**Exercise instructions**
Print the items from the start through the line that contains "category-promosyon[interactable]: PROMOSYON —", inclusive, reproducing each line verbatim.

**Extracted information**
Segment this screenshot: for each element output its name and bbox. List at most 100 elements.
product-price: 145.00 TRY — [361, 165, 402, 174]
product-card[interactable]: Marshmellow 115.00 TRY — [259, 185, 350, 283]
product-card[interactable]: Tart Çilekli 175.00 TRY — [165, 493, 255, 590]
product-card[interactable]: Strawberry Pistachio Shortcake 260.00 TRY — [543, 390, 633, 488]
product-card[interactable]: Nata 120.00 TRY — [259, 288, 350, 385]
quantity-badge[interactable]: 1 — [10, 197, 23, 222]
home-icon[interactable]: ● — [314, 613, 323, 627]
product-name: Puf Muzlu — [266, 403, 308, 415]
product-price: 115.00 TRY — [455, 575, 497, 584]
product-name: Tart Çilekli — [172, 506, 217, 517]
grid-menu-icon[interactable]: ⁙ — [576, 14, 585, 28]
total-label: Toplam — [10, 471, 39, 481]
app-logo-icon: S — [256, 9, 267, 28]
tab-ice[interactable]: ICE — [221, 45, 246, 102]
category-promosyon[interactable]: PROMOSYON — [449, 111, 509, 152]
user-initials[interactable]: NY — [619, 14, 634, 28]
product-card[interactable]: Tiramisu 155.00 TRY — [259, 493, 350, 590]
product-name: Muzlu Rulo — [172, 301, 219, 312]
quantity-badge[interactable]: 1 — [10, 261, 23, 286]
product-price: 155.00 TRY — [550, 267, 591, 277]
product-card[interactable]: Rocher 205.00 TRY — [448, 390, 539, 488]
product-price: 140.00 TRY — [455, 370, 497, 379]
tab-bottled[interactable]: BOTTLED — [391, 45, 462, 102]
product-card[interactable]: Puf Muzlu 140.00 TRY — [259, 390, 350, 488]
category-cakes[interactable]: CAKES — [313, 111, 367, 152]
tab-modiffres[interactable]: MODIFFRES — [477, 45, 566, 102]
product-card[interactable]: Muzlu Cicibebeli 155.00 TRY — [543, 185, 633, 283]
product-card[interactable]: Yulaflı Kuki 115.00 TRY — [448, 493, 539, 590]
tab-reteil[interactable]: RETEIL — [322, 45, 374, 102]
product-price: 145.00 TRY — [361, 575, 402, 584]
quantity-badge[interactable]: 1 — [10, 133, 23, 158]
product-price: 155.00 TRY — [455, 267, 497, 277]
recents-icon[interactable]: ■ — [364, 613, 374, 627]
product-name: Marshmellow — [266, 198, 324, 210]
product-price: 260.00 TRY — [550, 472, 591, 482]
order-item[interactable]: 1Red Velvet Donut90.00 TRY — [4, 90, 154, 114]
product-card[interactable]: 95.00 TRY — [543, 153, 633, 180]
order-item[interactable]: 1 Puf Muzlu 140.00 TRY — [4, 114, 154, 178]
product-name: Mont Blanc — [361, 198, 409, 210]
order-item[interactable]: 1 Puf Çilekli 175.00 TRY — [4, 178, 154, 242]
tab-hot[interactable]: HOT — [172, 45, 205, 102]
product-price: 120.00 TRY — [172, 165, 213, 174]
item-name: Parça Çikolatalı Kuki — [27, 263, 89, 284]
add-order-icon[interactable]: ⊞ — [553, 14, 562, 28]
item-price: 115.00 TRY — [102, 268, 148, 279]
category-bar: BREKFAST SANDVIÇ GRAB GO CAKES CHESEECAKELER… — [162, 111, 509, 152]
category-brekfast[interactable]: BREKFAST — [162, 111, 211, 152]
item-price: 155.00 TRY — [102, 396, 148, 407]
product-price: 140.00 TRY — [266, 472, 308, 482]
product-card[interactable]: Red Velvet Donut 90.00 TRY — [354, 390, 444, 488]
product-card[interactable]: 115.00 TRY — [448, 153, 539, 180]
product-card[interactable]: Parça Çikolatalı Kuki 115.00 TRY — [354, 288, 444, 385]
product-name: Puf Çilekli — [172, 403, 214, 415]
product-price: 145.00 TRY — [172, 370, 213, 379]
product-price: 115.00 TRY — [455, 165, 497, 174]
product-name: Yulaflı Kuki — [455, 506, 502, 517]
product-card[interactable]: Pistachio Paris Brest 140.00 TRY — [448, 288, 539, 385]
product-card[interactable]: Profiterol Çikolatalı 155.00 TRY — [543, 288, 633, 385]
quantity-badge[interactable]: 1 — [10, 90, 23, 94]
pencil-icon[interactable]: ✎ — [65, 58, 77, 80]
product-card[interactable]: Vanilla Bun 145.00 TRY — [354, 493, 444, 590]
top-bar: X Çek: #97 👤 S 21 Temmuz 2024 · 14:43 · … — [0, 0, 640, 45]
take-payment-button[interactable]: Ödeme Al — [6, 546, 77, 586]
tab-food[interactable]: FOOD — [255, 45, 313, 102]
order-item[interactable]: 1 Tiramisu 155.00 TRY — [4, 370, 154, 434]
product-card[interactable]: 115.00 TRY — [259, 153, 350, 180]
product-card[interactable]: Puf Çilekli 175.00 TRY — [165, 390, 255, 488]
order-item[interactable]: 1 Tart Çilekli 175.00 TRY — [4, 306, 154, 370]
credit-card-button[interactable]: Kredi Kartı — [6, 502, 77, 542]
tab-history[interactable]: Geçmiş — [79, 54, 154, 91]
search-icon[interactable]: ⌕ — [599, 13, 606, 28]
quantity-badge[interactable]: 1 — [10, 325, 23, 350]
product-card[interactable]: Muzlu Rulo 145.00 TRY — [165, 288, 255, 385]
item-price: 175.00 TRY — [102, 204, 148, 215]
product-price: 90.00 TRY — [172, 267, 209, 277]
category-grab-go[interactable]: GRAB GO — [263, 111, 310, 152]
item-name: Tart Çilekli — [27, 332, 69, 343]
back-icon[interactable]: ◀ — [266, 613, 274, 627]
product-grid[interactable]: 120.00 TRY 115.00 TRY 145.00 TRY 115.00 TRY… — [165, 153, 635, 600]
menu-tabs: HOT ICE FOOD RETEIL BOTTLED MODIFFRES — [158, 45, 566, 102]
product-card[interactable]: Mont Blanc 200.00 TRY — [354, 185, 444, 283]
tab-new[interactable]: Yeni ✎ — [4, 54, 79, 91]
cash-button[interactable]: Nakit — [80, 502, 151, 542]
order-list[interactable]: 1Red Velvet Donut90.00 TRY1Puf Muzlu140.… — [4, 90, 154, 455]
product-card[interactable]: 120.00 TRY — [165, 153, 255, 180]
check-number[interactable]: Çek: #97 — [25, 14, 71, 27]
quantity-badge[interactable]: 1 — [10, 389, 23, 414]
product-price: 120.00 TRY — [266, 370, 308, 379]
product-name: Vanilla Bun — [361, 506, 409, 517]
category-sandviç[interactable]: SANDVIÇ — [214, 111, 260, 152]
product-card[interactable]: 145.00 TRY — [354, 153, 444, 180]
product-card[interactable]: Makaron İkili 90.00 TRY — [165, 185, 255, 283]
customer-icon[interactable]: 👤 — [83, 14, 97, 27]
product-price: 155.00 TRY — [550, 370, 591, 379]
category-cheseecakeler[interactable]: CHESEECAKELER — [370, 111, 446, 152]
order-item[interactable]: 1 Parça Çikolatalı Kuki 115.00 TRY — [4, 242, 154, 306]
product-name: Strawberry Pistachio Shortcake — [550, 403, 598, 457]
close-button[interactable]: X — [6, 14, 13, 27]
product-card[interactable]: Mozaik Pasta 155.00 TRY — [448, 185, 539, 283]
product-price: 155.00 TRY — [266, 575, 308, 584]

**Result of this task**
Segment this screenshot: for each element output its name and bbox. List at most 100 elements.
product-price: 145.00 TRY — [361, 165, 402, 174]
product-card[interactable]: Marshmellow 115.00 TRY — [259, 185, 350, 283]
product-card[interactable]: Tart Çilekli 175.00 TRY — [165, 493, 255, 590]
product-card[interactable]: Strawberry Pistachio Shortcake 260.00 TRY — [543, 390, 633, 488]
product-card[interactable]: Nata 120.00 TRY — [259, 288, 350, 385]
quantity-badge[interactable]: 1 — [10, 197, 23, 222]
home-icon[interactable]: ● — [314, 613, 323, 627]
product-name: Puf Muzlu — [266, 403, 308, 415]
product-price: 115.00 TRY — [455, 575, 497, 584]
product-name: Tart Çilekli — [172, 506, 217, 517]
grid-menu-icon[interactable]: ⁙ — [576, 14, 585, 28]
total-label: Toplam — [10, 471, 39, 481]
app-logo-icon: S — [256, 9, 267, 28]
tab-ice[interactable]: ICE — [221, 45, 246, 102]
category-promosyon[interactable]: PROMOSYON — [449, 111, 509, 152]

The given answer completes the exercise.